PROBLEM TO WORK ON: Please find each line in the records below that contains the string "legend", and copy those lines out.

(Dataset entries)
★ ★ ★ ★ ★

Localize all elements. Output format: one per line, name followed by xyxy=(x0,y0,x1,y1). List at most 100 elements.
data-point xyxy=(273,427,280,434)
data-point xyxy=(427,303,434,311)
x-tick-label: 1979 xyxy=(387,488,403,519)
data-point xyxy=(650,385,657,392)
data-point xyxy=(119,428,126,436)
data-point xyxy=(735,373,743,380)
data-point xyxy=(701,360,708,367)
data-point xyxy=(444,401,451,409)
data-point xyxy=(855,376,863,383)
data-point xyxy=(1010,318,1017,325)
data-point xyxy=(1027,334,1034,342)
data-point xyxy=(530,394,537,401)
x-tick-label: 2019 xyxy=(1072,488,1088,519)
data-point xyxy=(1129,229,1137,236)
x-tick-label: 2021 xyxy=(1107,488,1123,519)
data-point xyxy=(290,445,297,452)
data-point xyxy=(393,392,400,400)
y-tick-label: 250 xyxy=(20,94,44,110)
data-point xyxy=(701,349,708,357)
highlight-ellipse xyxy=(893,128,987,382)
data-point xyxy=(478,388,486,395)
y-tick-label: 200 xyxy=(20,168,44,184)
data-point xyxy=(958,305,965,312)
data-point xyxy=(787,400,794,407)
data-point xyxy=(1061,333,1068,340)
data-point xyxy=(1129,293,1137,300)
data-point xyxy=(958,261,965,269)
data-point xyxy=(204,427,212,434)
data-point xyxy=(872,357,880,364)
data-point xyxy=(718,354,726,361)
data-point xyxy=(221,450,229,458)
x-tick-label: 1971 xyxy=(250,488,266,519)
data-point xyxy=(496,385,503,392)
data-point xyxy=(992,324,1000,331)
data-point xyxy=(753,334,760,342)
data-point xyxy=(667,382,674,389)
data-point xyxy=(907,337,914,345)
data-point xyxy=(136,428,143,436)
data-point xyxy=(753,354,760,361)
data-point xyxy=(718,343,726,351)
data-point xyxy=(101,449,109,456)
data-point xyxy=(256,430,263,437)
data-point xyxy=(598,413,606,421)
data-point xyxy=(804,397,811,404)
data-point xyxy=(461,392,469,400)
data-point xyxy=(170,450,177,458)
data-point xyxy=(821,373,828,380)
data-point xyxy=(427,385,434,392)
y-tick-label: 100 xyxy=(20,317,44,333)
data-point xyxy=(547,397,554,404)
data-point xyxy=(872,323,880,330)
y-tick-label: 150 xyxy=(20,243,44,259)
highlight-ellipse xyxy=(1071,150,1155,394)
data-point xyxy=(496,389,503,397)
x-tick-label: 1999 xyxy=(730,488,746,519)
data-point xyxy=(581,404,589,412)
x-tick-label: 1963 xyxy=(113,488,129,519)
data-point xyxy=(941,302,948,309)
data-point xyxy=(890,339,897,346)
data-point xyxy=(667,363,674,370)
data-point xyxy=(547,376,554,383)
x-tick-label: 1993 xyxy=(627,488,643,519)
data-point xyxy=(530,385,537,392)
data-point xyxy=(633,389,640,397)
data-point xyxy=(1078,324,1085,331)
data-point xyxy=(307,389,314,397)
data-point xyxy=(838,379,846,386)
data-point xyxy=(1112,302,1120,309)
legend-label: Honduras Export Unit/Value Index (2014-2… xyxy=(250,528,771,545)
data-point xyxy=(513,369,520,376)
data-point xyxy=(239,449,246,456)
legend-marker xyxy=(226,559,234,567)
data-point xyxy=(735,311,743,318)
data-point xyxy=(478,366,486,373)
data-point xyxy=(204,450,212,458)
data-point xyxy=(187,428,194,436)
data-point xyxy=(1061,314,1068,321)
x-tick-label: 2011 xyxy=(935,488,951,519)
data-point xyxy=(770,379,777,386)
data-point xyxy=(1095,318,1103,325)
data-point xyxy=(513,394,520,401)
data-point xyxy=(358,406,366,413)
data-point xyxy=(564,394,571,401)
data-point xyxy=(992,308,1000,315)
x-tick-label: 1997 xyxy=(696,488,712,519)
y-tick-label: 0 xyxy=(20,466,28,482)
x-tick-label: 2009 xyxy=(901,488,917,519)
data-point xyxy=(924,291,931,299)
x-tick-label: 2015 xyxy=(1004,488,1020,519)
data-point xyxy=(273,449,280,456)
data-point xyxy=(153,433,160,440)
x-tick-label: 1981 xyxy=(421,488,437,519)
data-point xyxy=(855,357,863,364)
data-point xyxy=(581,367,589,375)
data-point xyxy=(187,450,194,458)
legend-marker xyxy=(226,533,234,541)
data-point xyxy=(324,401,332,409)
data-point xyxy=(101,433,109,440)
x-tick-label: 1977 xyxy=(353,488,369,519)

★ ★ ★ ★ ★

THE REPLY:
legend-label: Honduras Export Unit/Value Index (2014-2… xyxy=(250,528,771,545)
legend-marker xyxy=(226,559,234,567)
legend-marker xyxy=(226,533,234,541)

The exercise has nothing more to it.